> [THE PROBLEM]: Transcribe each of the records below exactly, excluding all pictures.
* START *
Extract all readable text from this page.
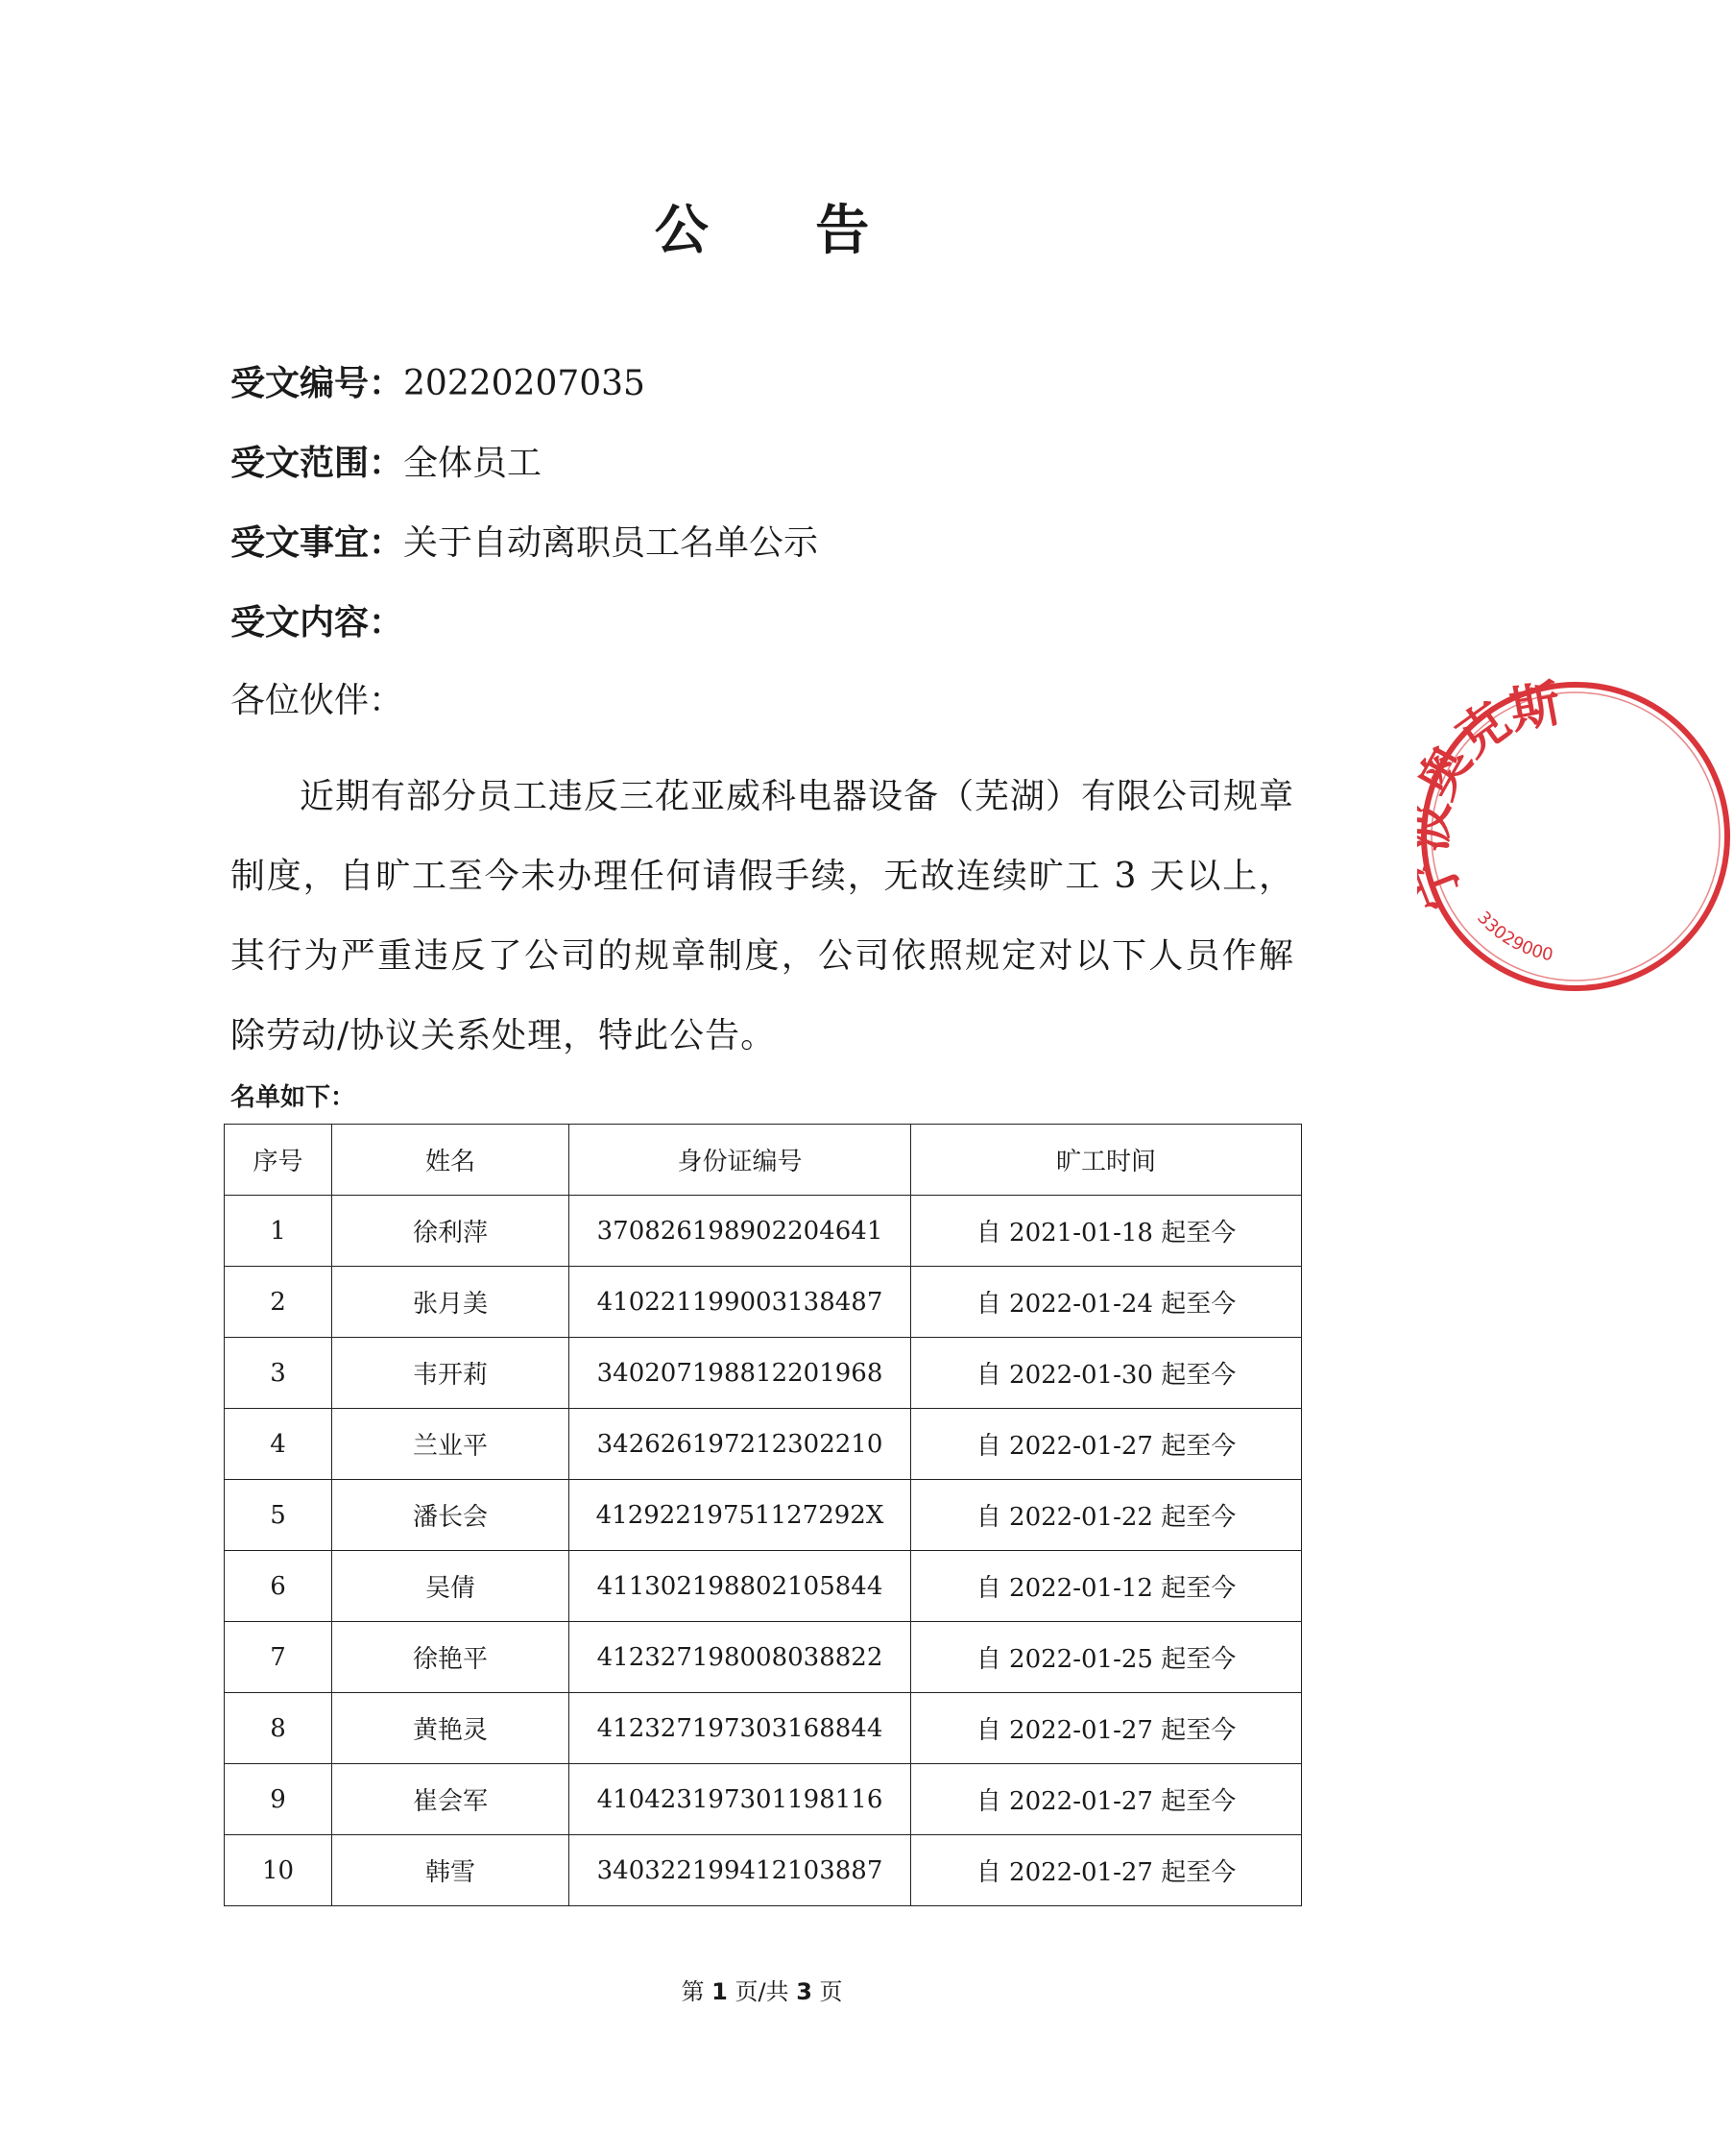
公 告
受文编号：20220207035
受文范围：全体员工
受文事宜：关于自动离职员工名单公示
受文内容：
各位伙伴：
近期有部分员工违反三花亚威科电器设备（芜湖）有限公司规章制度，自旷工至今未办理任何请假手续，无故连续旷工 3 天以上，其行为严重违反了公司的规章制度，公司依照规定对以下人员作解除劳动/协议关系处理，特此公告。
名单如下：
序号	姓名	身份证编号	旷工时间
1	徐利萍	370826198902204641	自 2021-01-18 起至今
2	张月美	410221199003138487	自 2022-01-24 起至今
3	韦开莉	340207198812201968	自 2022-01-30 起至今
4	兰业平	342626197212302210	自 2022-01-27 起至今
5	潘长会	41292219751127292X	自 2022-01-22 起至今
6	吴倩	411302198802105844	自 2022-01-12 起至今
7	徐艳平	412327198008038822	自 2022-01-25 起至今
8	黄艳灵	412327197303168844	自 2022-01-27 起至今
9	崔会军	410423197301198116	自 2022-01-27 起至今
10	韩雪	340322199412103887	自 2022-01-27 起至今
第 1 页/共 3 页
克斯
33029000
* END *
> [CORRECT OUTPUT]:
Extract all readable text from this page.
公 告
受文编号：20220207035
受文范围：全体员工
受文事宜：关于自动离职员工名单公示
受文内容：
各位伙伴：
近期有部分员工违反三花亚威科电器设备（芜湖）有限公司规章制度，自旷工至今未办理任何请假手续，无故连续旷工 3 天以上，其行为严重违反了公司的规章制度，公司依照规定对以下人员作解除劳动/协议关系处理，特此公告。
名单如下：
序号	姓名	身份证编号	旷工时间
1	徐利萍	370826198902204641	自 2021-01-18 起至今
2	张月美	410221199003138487	自 2022-01-24 起至今
3	韦开莉	340207198812201968	自 2022-01-30 起至今
4	兰业平	342626197212302210	自 2022-01-27 起至今
5	潘长会	41292219751127292X	自 2022-01-22 起至今
6	吴倩	411302198802105844	自 2022-01-12 起至今
7	徐艳平	412327198008038822	自 2022-01-25 起至今
8	黄艳灵	412327197303168844	自 2022-01-27 起至今
9	崔会军	410423197301198116	自 2022-01-27 起至今
10	韩雪	340322199412103887	自 2022-01-27 起至今
第 1 页/共 3 页
克斯
33029000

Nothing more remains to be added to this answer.